**Exercise requirements:**
Pictures stay out of the copy; restate everything else in the material exactly.

________

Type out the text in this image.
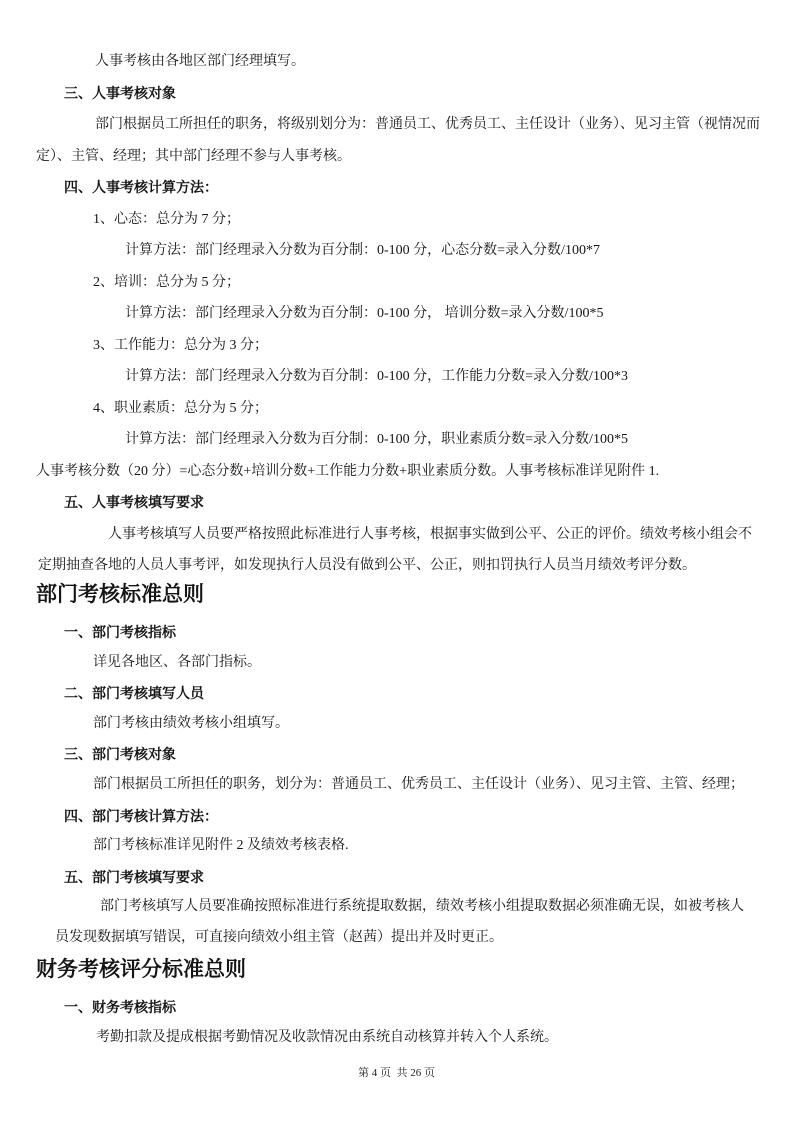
人事考核由各地区部门经理填写。
三、人事考核对象
部门根据员工所担任的职务，将级别划分为：普通员工、优秀员工、主任设计（业务）、见习主管（视情况而
定）、主管、经理；其中部门经理不参与人事考核。
四、人事考核计算方法：
1、心态：总分为 7 分；
计算方法：部门经理录入分数为百分制：0-100 分，心态分数=录入分数/100*7
2、培训：总分为 5 分；
计算方法：部门经理录入分数为百分制：0-100 分， 培训分数=录入分数/100*5
3、工作能力：总分为 3 分；
计算方法：部门经理录入分数为百分制：0-100 分，工作能力分数=录入分数/100*3
4、职业素质：总分为 5 分；
计算方法：部门经理录入分数为百分制：0-100 分，职业素质分数=录入分数/100*5
人事考核分数（20 分）=心态分数+培训分数+工作能力分数+职业素质分数。人事考核标准详见附件 1.
五、人事考核填写要求
人事考核填写人员要严格按照此标准进行人事考核，根据事实做到公平、公正的评价。绩效考核小组会不
定期抽查各地的人员人事考评，如发现执行人员没有做到公平、公正，则扣罚执行人员当月绩效考评分数。
部门考核标准总则
一、部门考核指标
详见各地区、各部门指标。
二、部门考核填写人员
部门考核由绩效考核小组填写。
三、部门考核对象
部门根据员工所担任的职务，划分为：普通员工、优秀员工、主任设计（业务）、见习主管、主管、经理；
四、部门考核计算方法：
部门考核标准详见附件 2 及绩效考核表格.
五、部门考核填写要求
部门考核填写人员要准确按照标准进行系统提取数据，绩效考核小组提取数据必须准确无误，如被考核人
员发现数据填写错误，可直接向绩效小组主管（赵茜）提出并及时更正。
财务考核评分标准总则
一、财务考核指标
考勤扣款及提成根据考勤情况及收款情况由系统自动核算并转入个人系统。
第 4 页  共 26 页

________

**Exercise output:**
Type out the text in this image.
人事考核由各地区部门经理填写。
三、人事考核对象
部门根据员工所担任的职务，将级别划分为：普通员工、优秀员工、主任设计（业务）、见习主管（视情况而
定）、主管、经理；其中部门经理不参与人事考核。
四、人事考核计算方法：
1、心态：总分为 7 分；
计算方法：部门经理录入分数为百分制：0-100 分，心态分数=录入分数/100*7
2、培训：总分为 5 分；
计算方法：部门经理录入分数为百分制：0-100 分， 培训分数=录入分数/100*5
3、工作能力：总分为 3 分；
计算方法：部门经理录入分数为百分制：0-100 分，工作能力分数=录入分数/100*3
4、职业素质：总分为 5 分；
计算方法：部门经理录入分数为百分制：0-100 分，职业素质分数=录入分数/100*5
人事考核分数（20 分）=心态分数+培训分数+工作能力分数+职业素质分数。人事考核标准详见附件 1.
五、人事考核填写要求
人事考核填写人员要严格按照此标准进行人事考核，根据事实做到公平、公正的评价。绩效考核小组会不
定期抽查各地的人员人事考评，如发现执行人员没有做到公平、公正，则扣罚执行人员当月绩效考评分数。
部门考核标准总则
一、部门考核指标
详见各地区、各部门指标。
二、部门考核填写人员
部门考核由绩效考核小组填写。
三、部门考核对象
部门根据员工所担任的职务，划分为：普通员工、优秀员工、主任设计（业务）、见习主管、主管、经理；
四、部门考核计算方法：
部门考核标准详见附件 2 及绩效考核表格.
五、部门考核填写要求
部门考核填写人员要准确按照标准进行系统提取数据，绩效考核小组提取数据必须准确无误，如被考核人
员发现数据填写错误，可直接向绩效小组主管（赵茜）提出并及时更正。
财务考核评分标准总则
一、财务考核指标
考勤扣款及提成根据考勤情况及收款情况由系统自动核算并转入个人系统。
第 4 页  共 26 页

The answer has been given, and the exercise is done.